WORK TO BE COMPLETED:
Find every line with the string "Setelah" in it, count them, and reply with that count only.

(Records from a dataset)
(begin)
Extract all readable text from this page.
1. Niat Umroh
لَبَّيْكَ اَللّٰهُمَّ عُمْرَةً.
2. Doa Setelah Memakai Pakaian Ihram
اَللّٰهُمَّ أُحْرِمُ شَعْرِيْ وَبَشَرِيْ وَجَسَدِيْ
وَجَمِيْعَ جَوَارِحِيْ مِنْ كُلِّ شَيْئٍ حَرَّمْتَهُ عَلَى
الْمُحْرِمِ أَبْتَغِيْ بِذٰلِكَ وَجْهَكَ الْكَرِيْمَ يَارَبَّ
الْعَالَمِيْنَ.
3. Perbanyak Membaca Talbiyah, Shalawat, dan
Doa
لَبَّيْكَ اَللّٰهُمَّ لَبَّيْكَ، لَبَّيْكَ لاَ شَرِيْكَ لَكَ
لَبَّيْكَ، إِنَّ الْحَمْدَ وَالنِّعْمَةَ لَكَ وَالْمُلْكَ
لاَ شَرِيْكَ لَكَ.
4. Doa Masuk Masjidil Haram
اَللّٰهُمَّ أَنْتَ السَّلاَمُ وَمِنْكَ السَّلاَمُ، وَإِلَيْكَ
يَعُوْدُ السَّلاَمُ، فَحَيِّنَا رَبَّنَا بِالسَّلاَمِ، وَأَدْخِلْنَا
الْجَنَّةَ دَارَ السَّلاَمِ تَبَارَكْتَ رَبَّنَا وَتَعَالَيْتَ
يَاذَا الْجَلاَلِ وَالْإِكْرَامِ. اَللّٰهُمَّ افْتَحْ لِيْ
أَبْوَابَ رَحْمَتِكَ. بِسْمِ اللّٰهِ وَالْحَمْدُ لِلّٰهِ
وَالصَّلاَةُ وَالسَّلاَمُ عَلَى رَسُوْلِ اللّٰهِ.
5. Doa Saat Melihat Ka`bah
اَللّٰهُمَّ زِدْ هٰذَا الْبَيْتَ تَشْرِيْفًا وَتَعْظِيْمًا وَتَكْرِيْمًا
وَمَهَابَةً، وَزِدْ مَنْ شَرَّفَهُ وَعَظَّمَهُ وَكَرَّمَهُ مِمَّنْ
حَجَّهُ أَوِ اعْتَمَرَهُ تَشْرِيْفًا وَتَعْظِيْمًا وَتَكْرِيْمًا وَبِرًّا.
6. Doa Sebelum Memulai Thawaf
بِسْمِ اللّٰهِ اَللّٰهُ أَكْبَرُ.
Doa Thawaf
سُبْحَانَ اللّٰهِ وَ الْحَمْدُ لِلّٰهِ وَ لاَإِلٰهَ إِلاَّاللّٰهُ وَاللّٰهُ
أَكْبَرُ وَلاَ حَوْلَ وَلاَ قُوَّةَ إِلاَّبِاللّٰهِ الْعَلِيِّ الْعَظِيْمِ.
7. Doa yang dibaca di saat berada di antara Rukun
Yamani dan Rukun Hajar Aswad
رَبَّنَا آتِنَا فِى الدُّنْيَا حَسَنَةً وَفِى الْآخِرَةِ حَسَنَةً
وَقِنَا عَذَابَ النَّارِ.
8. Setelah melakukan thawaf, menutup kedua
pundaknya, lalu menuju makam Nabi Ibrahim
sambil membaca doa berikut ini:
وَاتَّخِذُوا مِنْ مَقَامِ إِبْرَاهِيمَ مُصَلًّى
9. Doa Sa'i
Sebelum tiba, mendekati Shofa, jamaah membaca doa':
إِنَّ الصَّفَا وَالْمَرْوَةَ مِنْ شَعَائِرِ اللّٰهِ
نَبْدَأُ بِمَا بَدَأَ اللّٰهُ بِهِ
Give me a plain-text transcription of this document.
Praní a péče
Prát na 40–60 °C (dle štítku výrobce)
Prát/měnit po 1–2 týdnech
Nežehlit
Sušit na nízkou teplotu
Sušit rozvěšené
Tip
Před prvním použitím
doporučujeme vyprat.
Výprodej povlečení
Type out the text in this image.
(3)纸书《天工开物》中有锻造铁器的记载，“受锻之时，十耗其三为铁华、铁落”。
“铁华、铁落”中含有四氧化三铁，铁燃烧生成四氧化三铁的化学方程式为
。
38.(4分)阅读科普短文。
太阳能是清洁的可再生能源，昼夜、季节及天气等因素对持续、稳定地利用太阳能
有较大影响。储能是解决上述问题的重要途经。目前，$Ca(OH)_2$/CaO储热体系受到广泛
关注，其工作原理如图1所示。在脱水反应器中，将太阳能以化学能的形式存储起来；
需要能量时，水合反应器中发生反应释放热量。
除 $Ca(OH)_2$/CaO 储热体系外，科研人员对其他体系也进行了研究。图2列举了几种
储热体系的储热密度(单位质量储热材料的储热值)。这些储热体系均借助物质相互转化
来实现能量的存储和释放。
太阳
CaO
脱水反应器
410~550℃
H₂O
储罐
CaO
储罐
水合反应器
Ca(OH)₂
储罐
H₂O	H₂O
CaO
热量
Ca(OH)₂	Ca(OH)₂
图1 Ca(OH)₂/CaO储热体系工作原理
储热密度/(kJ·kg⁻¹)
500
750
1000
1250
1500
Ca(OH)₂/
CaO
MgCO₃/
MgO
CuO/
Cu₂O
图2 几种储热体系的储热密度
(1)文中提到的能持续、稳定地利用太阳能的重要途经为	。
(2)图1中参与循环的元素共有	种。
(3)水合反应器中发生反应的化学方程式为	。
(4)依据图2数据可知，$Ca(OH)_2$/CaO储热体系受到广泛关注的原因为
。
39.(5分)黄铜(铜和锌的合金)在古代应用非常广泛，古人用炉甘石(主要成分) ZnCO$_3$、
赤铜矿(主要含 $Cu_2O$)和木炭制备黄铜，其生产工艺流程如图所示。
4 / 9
(end)
SOLUTION TO THE EXERCISE:
2